**Recorded information:**
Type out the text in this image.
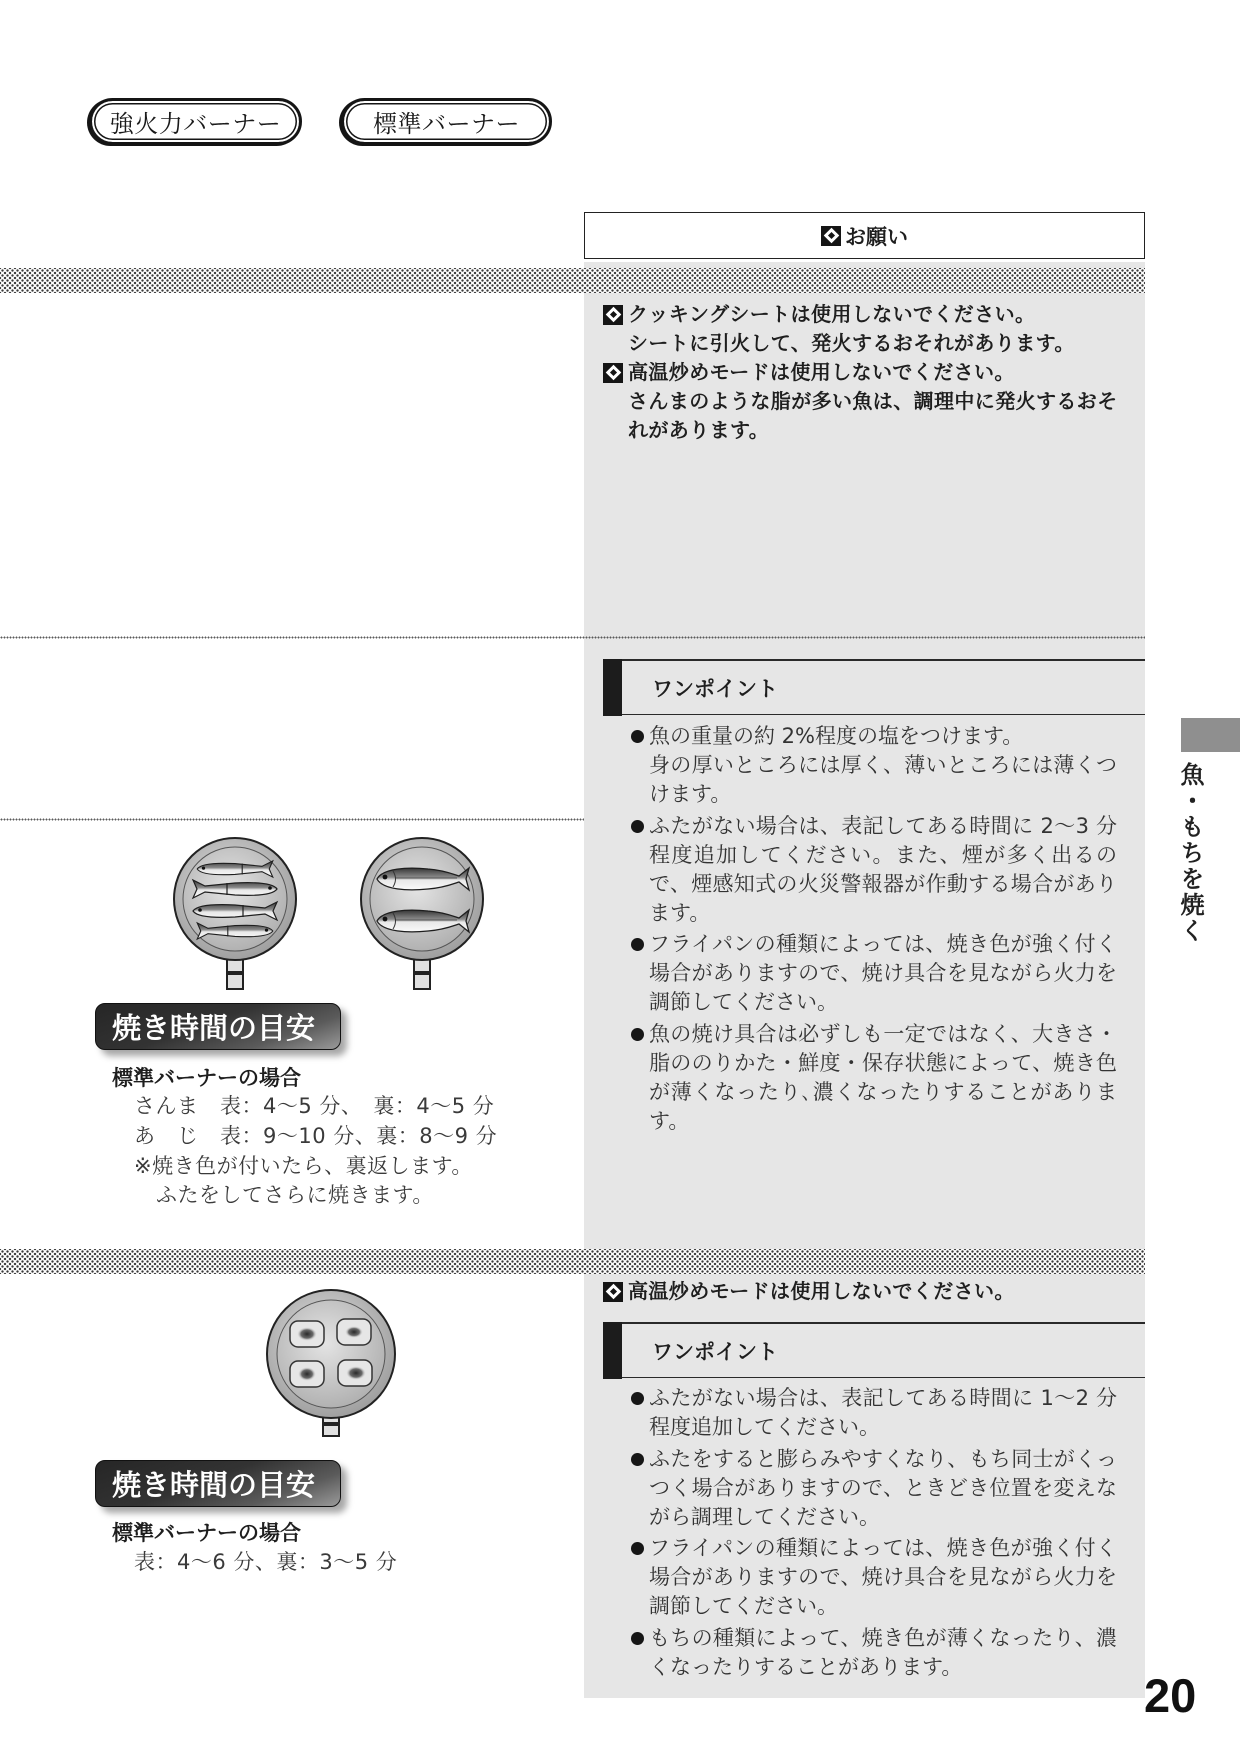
強火力バーナー	標準バーナー
お願い
クッキングシートは使用しないでください。
シートに引火して、発火するおそれがあります。
高温炒めモードは使用しないでください。
さんまのような脂が多い魚は、調理中に発火するおそれがあります。
ワンポイント
魚の重量の約 2%程度の塩をつけます。
身の厚いところには厚く、薄いところには薄くつけます。
ふたがない場合は、表記してある時間に 2～3 分程度追加してください。また、煙が多く出るので、煙感知式の火災警報器が作動する場合があります。
フライパンの種類によっては、焼き色が強く付く場合がありますので、焼け具合を見ながら火力を調節してください。
魚の焼け具合は必ずしも一定ではなく、大きさ・脂ののりかた・鮮度・保存状態によって、焼き色が薄くなったり､濃くなったりすることがあります。
焼き時間の目安
標準バーナーの場合
さんま　表：4～5 分、　裏：4～5 分
あ　じ　表：9～10 分、裏：8～9 分
※焼き色が付いたら、裏返します。
ふたをしてさらに焼きます。
高温炒めモードは使用しないでください。
ワンポイント
ふたがない場合は、表記してある時間に 1～2 分程度追加してください。
ふたをすると膨らみやすくなり、もち同士がくっつく場合がありますので、ときどき位置を変えながら調理してください。
フライパンの種類によっては、焼き色が強く付く場合がありますので、焼け具合を見ながら火力を調節してください。
もちの種類によって、焼き色が薄くなったり、濃くなったりすることがあります。
焼き時間の目安
標準バーナーの場合
表：4～6 分、裏：3～5 分
魚・もちを焼く
20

**What is expected:** Find the lines with the string "ふたがない場合は" and reproduce them.

**Solution to the problem:**
ふたがない場合は、表記してある時間に 2～3 分程度追加してください。また、煙が多く出るので、煙感知式の火災警報器が作動する場合があります。
ふたがない場合は、表記してある時間に 1～2 分程度追加してください。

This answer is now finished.